■ Listed records ■
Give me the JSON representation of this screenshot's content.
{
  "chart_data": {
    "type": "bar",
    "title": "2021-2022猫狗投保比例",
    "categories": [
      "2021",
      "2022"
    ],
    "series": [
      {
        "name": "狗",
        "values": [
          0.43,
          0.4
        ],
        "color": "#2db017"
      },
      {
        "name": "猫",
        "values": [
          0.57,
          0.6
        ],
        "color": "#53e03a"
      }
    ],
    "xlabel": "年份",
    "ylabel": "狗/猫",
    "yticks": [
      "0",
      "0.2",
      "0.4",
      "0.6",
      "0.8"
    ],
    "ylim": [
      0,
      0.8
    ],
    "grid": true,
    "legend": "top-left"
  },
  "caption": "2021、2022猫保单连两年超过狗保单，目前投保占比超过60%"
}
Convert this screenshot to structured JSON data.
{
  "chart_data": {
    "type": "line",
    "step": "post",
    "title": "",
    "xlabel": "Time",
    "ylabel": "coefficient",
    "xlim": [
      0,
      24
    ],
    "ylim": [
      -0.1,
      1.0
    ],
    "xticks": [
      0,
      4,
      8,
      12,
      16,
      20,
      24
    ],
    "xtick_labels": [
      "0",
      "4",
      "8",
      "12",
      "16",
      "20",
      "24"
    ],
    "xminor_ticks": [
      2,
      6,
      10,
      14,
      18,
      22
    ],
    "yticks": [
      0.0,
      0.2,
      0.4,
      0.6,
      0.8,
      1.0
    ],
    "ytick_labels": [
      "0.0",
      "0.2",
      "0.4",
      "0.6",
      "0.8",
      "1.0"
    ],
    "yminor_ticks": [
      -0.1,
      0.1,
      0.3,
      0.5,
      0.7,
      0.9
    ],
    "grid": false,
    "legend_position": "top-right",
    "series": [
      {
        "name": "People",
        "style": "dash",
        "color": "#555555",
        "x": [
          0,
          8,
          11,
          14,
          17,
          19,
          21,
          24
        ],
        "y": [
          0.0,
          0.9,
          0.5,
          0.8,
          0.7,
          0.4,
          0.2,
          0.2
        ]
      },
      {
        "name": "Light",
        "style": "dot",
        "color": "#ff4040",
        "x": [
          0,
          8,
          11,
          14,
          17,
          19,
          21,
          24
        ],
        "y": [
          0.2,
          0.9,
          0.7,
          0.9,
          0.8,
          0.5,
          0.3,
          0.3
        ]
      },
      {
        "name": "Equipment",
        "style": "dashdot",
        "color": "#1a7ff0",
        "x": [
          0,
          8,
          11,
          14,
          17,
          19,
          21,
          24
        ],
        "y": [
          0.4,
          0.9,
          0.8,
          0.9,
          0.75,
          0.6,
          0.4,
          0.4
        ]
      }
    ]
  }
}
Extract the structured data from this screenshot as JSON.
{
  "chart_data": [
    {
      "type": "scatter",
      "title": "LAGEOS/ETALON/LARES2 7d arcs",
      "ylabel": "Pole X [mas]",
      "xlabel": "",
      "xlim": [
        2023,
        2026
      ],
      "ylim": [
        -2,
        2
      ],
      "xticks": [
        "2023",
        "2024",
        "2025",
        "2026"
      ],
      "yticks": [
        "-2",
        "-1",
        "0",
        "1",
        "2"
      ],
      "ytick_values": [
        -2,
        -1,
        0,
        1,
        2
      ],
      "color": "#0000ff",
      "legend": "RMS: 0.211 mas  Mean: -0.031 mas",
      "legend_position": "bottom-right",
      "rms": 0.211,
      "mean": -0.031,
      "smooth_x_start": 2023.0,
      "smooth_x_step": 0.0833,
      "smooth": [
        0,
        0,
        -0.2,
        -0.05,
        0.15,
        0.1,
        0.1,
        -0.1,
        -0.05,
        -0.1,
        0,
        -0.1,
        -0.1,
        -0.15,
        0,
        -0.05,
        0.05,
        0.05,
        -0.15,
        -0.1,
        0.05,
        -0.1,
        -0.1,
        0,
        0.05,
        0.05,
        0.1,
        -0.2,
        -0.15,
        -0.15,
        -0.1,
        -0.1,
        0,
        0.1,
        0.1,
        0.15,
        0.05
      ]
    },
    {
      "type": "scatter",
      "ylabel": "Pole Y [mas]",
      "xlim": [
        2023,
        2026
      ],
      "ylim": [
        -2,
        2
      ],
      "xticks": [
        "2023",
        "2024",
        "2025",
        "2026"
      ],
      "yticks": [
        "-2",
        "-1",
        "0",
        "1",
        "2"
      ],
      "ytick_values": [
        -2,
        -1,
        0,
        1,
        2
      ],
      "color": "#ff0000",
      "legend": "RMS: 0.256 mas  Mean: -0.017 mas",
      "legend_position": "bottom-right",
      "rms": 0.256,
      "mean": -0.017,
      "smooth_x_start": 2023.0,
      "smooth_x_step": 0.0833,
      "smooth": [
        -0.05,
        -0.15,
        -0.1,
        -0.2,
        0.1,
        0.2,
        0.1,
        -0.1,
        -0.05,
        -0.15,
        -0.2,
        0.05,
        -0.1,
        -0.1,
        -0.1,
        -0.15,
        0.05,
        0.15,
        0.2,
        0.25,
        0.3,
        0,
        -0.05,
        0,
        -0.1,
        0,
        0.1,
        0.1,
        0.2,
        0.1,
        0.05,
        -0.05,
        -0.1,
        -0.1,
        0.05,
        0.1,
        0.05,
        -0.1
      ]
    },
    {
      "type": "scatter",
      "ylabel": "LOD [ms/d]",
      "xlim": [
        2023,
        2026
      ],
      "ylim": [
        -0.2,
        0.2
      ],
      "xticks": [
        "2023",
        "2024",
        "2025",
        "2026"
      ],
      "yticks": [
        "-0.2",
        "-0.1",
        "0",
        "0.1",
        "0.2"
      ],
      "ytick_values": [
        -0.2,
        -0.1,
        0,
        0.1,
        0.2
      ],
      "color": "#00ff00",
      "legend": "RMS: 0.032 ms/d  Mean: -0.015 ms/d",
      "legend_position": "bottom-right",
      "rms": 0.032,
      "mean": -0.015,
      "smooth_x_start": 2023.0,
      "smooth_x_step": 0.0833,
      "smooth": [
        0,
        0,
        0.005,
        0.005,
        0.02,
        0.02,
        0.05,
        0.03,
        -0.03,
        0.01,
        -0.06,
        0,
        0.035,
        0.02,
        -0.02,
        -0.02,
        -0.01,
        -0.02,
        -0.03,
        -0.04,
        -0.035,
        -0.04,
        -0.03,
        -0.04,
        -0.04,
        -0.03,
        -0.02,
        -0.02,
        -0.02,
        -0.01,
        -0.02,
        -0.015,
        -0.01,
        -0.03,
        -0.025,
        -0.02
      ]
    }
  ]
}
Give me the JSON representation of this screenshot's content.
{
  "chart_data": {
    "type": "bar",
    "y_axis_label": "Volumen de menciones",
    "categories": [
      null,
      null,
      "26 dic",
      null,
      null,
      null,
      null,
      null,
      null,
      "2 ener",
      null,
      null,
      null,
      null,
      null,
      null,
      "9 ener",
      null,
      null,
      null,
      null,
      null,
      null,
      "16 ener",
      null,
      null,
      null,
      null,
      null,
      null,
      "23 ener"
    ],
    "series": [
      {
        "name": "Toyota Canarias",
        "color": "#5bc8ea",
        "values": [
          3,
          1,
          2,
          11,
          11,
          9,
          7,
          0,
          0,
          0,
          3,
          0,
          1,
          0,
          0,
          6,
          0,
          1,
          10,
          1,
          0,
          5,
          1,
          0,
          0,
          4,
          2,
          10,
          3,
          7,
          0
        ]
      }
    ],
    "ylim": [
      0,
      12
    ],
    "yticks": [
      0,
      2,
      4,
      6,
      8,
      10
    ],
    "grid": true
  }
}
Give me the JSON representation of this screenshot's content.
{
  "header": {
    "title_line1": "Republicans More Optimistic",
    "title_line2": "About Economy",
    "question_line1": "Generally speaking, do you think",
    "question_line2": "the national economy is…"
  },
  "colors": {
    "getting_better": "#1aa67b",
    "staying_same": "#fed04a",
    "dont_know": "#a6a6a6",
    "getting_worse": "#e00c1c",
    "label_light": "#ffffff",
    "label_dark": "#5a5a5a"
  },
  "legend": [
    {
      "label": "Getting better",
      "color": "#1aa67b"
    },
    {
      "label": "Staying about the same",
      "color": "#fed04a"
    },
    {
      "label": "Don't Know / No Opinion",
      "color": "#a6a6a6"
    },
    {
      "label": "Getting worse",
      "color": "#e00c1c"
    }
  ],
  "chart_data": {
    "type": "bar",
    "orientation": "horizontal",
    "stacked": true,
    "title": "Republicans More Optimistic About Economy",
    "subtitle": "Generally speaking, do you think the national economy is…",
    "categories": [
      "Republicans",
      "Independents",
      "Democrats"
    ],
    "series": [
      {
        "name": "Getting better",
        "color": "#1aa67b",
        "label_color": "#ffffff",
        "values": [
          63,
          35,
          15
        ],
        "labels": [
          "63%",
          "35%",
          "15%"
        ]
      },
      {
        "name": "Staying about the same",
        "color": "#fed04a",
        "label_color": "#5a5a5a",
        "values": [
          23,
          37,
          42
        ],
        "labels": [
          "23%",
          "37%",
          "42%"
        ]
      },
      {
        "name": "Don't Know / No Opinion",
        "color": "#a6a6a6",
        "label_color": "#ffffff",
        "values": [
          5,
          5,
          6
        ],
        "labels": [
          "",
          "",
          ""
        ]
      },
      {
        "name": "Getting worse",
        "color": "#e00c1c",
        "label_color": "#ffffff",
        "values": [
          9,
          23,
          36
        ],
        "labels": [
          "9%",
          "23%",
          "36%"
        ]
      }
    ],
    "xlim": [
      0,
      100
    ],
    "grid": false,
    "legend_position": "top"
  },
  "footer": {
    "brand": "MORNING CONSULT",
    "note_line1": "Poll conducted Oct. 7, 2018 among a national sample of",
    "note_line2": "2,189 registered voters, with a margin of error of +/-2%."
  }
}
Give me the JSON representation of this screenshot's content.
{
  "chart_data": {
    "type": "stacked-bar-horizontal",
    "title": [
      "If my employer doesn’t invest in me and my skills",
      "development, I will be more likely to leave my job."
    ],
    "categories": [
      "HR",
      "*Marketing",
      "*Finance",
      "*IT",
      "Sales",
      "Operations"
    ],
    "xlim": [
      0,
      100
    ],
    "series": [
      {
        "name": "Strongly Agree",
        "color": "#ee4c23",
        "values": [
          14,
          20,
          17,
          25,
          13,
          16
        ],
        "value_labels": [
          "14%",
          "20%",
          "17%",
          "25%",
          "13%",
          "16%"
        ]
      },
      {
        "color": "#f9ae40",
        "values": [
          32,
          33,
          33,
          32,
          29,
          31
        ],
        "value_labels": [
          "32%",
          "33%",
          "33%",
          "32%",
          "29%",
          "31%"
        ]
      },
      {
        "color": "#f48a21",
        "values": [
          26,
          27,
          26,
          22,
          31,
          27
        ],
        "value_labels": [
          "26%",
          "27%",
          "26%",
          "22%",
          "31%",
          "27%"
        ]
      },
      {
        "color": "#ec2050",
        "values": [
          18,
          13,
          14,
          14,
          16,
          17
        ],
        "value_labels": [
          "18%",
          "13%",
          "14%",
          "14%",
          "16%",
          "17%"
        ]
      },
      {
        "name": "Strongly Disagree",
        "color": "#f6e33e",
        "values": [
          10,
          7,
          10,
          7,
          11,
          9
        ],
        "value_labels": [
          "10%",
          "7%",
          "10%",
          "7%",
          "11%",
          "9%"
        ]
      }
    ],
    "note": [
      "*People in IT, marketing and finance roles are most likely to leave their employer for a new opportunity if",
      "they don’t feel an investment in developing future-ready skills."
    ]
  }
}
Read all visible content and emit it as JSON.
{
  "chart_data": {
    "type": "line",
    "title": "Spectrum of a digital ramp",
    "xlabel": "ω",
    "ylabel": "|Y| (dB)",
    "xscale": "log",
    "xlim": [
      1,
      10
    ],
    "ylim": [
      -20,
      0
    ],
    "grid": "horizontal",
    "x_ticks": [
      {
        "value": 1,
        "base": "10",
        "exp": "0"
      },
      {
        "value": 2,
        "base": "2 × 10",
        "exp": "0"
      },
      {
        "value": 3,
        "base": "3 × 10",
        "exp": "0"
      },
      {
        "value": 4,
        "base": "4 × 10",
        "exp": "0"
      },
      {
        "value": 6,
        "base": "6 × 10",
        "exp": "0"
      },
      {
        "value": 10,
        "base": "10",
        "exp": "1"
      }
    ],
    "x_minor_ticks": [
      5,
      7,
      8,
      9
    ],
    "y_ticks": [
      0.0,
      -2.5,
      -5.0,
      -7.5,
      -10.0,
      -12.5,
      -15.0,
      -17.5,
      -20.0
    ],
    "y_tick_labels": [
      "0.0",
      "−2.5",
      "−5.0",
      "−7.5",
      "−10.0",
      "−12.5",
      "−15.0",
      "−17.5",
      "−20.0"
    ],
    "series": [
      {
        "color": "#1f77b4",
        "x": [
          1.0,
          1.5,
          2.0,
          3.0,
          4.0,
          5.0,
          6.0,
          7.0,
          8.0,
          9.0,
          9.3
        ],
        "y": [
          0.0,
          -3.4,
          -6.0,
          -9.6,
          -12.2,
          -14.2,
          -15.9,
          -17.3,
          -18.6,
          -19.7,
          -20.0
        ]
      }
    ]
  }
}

■ Goal ■
Identify each line in the records above containing the word "horizontal"; copy those lines.

■ Written answer ■
    "orientation": "horizontal",
    "type": "stacked-bar-horizontal",
    "grid": "horizontal",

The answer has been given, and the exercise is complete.